GOAL OF THE EXERCISE: Repeat the listing in full, exactly as it stands.

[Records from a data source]
++++++++++

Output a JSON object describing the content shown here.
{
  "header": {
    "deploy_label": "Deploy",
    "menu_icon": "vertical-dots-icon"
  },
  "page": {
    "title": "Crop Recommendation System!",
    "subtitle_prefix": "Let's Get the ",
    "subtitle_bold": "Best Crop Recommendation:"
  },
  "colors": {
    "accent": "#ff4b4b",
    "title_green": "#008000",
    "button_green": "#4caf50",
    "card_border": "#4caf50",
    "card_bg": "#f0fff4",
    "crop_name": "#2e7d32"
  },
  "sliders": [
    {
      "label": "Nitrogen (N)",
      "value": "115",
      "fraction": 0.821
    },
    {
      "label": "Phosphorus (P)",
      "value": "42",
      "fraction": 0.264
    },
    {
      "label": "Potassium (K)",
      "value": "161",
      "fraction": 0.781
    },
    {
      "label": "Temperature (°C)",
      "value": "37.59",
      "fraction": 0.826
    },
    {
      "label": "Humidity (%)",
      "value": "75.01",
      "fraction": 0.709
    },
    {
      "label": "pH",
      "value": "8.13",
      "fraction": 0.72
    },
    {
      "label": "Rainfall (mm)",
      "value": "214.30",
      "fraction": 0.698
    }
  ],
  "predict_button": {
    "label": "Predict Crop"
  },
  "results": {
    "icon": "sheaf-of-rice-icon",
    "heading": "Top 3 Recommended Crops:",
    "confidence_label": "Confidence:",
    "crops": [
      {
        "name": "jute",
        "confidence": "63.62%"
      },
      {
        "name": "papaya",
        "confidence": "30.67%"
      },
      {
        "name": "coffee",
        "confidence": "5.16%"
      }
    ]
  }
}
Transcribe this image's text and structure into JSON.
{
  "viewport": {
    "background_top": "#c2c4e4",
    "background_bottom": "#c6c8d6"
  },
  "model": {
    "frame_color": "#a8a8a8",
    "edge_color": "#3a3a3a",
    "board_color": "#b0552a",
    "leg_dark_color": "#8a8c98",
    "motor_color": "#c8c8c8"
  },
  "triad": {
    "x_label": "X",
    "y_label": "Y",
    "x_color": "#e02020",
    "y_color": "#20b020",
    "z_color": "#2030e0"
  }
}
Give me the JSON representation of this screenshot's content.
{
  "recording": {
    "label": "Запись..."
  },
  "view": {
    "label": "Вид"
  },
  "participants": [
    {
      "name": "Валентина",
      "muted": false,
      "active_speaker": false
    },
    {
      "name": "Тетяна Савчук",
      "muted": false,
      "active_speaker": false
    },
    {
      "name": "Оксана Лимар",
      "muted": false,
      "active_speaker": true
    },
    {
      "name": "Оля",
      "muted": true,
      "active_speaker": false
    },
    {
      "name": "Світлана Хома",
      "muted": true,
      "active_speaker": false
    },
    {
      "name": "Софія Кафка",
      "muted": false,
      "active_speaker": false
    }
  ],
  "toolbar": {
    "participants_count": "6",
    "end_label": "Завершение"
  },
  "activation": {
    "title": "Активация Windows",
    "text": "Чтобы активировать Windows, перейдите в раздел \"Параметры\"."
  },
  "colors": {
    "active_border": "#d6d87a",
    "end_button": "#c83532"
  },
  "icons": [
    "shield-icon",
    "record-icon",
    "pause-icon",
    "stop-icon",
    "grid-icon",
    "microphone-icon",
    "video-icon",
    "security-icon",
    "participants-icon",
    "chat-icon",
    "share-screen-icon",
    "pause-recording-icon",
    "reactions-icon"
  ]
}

++++++++++

THE OUTPUT:
Output a JSON object describing the content shown here.
{
  "header": {
    "deploy_label": "Deploy",
    "menu_icon": "vertical-dots-icon"
  },
  "page": {
    "title": "Crop Recommendation System!",
    "subtitle_prefix": "Let's Get the ",
    "subtitle_bold": "Best Crop Recommendation:"
  },
  "colors": {
    "accent": "#ff4b4b",
    "title_green": "#008000",
    "button_green": "#4caf50",
    "card_border": "#4caf50",
    "card_bg": "#f0fff4",
    "crop_name": "#2e7d32"
  },
  "sliders": [
    {
      "label": "Nitrogen (N)",
      "value": "115",
      "fraction": 0.821
    },
    {
      "label": "Phosphorus (P)",
      "value": "42",
      "fraction": 0.264
    },
    {
      "label": "Potassium (K)",
      "value": "161",
      "fraction": 0.781
    },
    {
      "label": "Temperature (°C)",
      "value": "37.59",
      "fraction": 0.826
    },
    {
      "label": "Humidity (%)",
      "value": "75.01",
      "fraction": 0.709
    },
    {
      "label": "pH",
      "value": "8.13",
      "fraction": 0.72
    },
    {
      "label": "Rainfall (mm)",
      "value": "214.30",
      "fraction": 0.698
    }
  ],
  "predict_button": {
    "label": "Predict Crop"
  },
  "results": {
    "icon": "sheaf-of-rice-icon",
    "heading": "Top 3 Recommended Crops:",
    "confidence_label": "Confidence:",
    "crops": [
      {
        "name": "jute",
        "confidence": "63.62%"
      },
      {
        "name": "papaya",
        "confidence": "30.67%"
      },
      {
        "name": "coffee",
        "confidence": "5.16%"
      }
    ]
  }
}
Transcribe this image's text and structure into JSON.
{
  "viewport": {
    "background_top": "#c2c4e4",
    "background_bottom": "#c6c8d6"
  },
  "model": {
    "frame_color": "#a8a8a8",
    "edge_color": "#3a3a3a",
    "board_color": "#b0552a",
    "leg_dark_color": "#8a8c98",
    "motor_color": "#c8c8c8"
  },
  "triad": {
    "x_label": "X",
    "y_label": "Y",
    "x_color": "#e02020",
    "y_color": "#20b020",
    "z_color": "#2030e0"
  }
}
Give me the JSON representation of this screenshot's content.
{
  "recording": {
    "label": "Запись..."
  },
  "view": {
    "label": "Вид"
  },
  "participants": [
    {
      "name": "Валентина",
      "muted": false,
      "active_speaker": false
    },
    {
      "name": "Тетяна Савчук",
      "muted": false,
      "active_speaker": false
    },
    {
      "name": "Оксана Лимар",
      "muted": false,
      "active_speaker": true
    },
    {
      "name": "Оля",
      "muted": true,
      "active_speaker": false
    },
    {
      "name": "Світлана Хома",
      "muted": true,
      "active_speaker": false
    },
    {
      "name": "Софія Кафка",
      "muted": false,
      "active_speaker": false
    }
  ],
  "toolbar": {
    "participants_count": "6",
    "end_label": "Завершение"
  },
  "activation": {
    "title": "Активация Windows",
    "text": "Чтобы активировать Windows, перейдите в раздел \"Параметры\"."
  },
  "colors": {
    "active_border": "#d6d87a",
    "end_button": "#c83532"
  },
  "icons": [
    "shield-icon",
    "record-icon",
    "pause-icon",
    "stop-icon",
    "grid-icon",
    "microphone-icon",
    "video-icon",
    "security-icon",
    "participants-icon",
    "chat-icon",
    "share-screen-icon",
    "pause-recording-icon",
    "reactions-icon"
  ]
}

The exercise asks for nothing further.